* DOCUMENT
## begin

EPILOGUE

A Distant Shore

I picked up a bottle half buried in the wet sand, covered with barnacles, but stoppled tight, and half full of red ale, which still smacked of juniper,—all that remained I fancied from the wreck of a rowdy world,—that great salt sea on the one hand, and this little sea of ale on the other, preserving their separate characters. What if it could tell us its adventures over countless ocean waves! Man could not be man through such ordeals as it had passed. But as I poured it slowly out on to the sand, it seemed to me that man himself was like a half-emptied bottle of pale ale, which Time had drunk so far, yet stoppled tight for a while, and drifting about in the ocean of circumstances, but destined ere-long to mingle with the surrounding waves, or be spilled amid the sands of a distant shore.

Henry David Thoreau, Cape Cod

 
 
As the monk Maximos Planudes lifted the copy of Ptolemy’s Geographia from the tomes piled around the book dealer’s stall in Constantinople, that day back in 1294, one piece of the wreckage of Alexandria began a new journey.

## end

* RECORDS TO PROCESS
## begin

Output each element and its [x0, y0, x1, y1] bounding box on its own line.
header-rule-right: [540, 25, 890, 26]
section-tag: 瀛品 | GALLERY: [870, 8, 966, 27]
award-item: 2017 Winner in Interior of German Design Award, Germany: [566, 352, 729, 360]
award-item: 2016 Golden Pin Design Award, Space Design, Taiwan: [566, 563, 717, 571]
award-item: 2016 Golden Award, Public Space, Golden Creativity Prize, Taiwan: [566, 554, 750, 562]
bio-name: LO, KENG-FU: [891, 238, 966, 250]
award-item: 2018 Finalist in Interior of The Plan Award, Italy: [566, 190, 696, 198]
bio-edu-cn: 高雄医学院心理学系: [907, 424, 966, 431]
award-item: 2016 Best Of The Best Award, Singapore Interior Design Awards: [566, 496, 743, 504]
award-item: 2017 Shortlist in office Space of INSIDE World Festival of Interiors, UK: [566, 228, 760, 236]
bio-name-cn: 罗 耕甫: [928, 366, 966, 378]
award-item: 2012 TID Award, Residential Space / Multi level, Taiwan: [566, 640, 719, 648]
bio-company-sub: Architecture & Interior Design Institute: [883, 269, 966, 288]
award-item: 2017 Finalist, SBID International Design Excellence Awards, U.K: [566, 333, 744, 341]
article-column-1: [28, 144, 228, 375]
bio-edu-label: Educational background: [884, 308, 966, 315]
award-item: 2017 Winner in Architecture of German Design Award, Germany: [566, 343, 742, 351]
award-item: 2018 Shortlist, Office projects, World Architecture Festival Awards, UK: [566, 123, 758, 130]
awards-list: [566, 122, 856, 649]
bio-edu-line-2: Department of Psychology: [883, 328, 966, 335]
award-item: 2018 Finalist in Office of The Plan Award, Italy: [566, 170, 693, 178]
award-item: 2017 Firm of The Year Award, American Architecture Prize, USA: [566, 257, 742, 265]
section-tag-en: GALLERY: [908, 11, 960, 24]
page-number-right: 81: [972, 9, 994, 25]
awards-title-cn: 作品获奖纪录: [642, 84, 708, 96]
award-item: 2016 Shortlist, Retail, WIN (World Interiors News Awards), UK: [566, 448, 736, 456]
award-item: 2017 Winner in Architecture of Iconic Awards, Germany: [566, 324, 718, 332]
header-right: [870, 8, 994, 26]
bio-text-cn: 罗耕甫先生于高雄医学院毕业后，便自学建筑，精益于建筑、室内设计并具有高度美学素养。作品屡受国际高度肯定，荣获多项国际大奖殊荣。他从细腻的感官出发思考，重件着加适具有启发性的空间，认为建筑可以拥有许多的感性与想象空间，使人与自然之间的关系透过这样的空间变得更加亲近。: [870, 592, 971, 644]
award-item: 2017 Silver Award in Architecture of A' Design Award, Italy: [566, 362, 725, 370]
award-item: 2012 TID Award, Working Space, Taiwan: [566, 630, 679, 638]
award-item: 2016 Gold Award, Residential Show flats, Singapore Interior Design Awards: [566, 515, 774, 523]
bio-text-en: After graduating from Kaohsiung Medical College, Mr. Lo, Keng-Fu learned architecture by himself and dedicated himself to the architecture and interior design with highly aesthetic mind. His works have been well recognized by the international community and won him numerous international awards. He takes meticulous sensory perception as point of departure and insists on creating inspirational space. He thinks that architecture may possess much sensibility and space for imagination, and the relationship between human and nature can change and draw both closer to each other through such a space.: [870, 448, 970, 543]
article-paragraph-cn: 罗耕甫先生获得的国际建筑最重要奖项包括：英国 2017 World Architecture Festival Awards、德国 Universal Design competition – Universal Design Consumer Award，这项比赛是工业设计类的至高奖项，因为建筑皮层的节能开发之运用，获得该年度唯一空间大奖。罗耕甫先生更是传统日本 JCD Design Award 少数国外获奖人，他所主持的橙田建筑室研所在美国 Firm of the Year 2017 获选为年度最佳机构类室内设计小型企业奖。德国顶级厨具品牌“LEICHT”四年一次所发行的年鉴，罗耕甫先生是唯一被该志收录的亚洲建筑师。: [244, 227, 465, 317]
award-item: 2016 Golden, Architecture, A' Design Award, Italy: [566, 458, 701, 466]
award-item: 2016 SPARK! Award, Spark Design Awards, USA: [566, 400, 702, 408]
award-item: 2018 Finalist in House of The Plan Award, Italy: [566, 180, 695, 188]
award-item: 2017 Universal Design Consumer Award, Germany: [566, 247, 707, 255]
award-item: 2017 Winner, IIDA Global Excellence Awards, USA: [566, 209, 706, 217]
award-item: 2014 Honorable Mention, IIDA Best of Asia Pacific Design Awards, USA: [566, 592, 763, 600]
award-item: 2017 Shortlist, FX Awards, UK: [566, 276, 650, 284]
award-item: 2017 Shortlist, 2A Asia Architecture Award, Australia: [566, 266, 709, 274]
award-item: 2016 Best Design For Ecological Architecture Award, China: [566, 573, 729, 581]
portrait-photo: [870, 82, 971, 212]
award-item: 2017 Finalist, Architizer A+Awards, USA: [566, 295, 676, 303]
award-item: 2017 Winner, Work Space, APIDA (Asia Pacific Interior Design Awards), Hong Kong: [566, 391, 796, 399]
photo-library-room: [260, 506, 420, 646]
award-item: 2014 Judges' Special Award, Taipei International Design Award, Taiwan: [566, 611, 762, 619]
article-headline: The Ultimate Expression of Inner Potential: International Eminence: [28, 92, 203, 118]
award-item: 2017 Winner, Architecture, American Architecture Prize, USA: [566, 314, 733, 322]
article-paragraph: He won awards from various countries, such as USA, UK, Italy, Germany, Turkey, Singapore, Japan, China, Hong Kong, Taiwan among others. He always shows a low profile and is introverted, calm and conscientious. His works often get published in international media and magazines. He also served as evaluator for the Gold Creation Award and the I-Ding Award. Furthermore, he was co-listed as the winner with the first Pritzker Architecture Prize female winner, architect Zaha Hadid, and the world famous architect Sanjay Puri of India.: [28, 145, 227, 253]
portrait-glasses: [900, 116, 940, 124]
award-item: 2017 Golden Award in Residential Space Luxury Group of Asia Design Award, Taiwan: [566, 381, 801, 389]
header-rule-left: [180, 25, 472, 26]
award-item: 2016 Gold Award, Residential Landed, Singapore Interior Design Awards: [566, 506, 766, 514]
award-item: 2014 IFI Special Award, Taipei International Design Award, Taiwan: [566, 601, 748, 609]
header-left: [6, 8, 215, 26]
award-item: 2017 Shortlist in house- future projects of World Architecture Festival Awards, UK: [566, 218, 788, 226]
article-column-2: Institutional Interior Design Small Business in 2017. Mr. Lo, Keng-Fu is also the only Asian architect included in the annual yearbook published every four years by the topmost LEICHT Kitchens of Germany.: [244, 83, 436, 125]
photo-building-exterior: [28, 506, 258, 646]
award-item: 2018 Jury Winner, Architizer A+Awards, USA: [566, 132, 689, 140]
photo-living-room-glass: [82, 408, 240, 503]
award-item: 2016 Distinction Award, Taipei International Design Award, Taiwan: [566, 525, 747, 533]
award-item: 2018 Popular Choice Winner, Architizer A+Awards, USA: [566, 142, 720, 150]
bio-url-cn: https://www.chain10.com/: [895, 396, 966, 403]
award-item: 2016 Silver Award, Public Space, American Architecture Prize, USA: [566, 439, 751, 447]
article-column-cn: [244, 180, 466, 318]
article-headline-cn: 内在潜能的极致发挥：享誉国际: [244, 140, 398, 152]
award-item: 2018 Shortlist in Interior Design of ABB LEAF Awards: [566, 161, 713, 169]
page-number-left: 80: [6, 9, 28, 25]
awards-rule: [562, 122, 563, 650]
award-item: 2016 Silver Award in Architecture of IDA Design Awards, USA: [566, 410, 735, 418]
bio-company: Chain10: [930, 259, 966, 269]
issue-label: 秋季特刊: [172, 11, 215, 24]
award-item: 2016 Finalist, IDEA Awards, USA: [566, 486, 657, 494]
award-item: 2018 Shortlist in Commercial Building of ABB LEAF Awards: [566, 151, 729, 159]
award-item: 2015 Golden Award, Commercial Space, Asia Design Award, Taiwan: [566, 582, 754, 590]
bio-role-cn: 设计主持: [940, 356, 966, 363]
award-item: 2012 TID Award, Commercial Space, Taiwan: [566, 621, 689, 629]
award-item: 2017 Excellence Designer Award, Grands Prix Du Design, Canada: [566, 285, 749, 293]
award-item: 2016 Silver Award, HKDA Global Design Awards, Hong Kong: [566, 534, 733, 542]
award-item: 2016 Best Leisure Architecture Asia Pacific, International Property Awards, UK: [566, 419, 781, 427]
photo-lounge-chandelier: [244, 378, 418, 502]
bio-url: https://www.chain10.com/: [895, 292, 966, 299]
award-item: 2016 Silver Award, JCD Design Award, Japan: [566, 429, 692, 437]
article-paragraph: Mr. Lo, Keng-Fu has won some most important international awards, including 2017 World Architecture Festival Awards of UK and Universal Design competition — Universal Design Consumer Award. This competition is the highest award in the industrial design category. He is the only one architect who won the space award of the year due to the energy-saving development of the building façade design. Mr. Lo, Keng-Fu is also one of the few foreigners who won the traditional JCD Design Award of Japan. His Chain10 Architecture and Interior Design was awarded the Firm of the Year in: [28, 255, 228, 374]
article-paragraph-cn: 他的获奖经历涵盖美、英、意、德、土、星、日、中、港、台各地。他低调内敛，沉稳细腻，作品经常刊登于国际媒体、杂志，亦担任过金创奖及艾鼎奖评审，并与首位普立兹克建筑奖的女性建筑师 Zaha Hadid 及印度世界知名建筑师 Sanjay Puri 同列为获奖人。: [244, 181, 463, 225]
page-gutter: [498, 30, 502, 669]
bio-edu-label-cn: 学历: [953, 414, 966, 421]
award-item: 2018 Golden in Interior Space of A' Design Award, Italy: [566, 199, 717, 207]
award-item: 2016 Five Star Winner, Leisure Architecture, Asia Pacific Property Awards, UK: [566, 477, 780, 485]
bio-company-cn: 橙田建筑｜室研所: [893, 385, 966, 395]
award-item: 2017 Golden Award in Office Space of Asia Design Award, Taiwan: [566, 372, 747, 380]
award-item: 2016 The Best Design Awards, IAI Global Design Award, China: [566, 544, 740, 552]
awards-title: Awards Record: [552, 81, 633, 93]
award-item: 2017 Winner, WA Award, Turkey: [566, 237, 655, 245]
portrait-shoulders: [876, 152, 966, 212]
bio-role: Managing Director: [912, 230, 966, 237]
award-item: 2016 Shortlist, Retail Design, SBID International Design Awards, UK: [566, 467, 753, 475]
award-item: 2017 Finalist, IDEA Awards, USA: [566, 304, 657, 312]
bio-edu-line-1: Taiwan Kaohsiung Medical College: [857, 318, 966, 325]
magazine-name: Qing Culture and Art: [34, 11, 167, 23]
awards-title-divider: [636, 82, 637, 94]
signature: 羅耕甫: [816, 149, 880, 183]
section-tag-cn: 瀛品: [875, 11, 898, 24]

## end

* TASKS FOR THIS EXERCISE
[a] Extract the passage of the epilogue from "I picked up" to "a distant shore.".
[b] Copy the listing from its first line through the line containing "bio-edu-line-2: Department of".
The listing is unrelated to the epilogue.

* PER-TASK OUTPUTS
[a]
I picked up a bottle half buried in the wet sand, covered with barnacles, but stoppled tight, and half full of red ale, which still smacked of juniper,—all that remained I fancied from the wreck of a rowdy world,—that great salt sea on the one hand, and this little sea of ale on the other, preserving their separate characters. What if it could tell us its adventures over countless ocean waves! Man could not be man through such ordeals as it had passed. But as I poured it slowly out on to the sand, it seemed to me that man himself was like a half-emptied bottle of pale ale, which Time had drunk so far, yet stoppled tight for a while, and drifting about in the ocean of circumstances, but destined ere-long to mingle with the surrounding waves, or be spilled amid the sands of a distant shore.

[b]
Output each element and its [x0, y0, x1, y1] bounding box on its own line.
header-rule-right: [540, 25, 890, 26]
section-tag: 瀛品 | GALLERY: [870, 8, 966, 27]
award-item: 2017 Winner in Interior of German Design Award, Germany: [566, 352, 729, 360]
award-item: 2016 Golden Pin Design Award, Space Design, Taiwan: [566, 563, 717, 571]
award-item: 2016 Golden Award, Public Space, Golden Creativity Prize, Taiwan: [566, 554, 750, 562]
bio-name: LO, KENG-FU: [891, 238, 966, 250]
award-item: 2018 Finalist in Interior of The Plan Award, Italy: [566, 190, 696, 198]
bio-edu-cn: 高雄医学院心理学系: [907, 424, 966, 431]
award-item: 2016 Best Of The Best Award, Singapore Interior Design Awards: [566, 496, 743, 504]
award-item: 2017 Shortlist in office Space of INSIDE World Festival of Interiors, UK: [566, 228, 760, 236]
bio-name-cn: 罗 耕甫: [928, 366, 966, 378]
award-item: 2012 TID Award, Residential Space / Multi level, Taiwan: [566, 640, 719, 648]
bio-company-sub: Architecture & Interior Design Institute: [883, 269, 966, 288]
award-item: 2017 Finalist, SBID International Design Excellence Awards, U.K: [566, 333, 744, 341]
article-column-1: [28, 144, 228, 375]
bio-edu-label: Educational background: [884, 308, 966, 315]
award-item: 2017 Winner in Architecture of German Design Award, Germany: [566, 343, 742, 351]
award-item: 2018 Shortlist, Office projects, World Architecture Festival Awards, UK: [566, 123, 758, 130]
awards-list: [566, 122, 856, 649]
bio-edu-line-2: Department of Psychology: [883, 328, 966, 335]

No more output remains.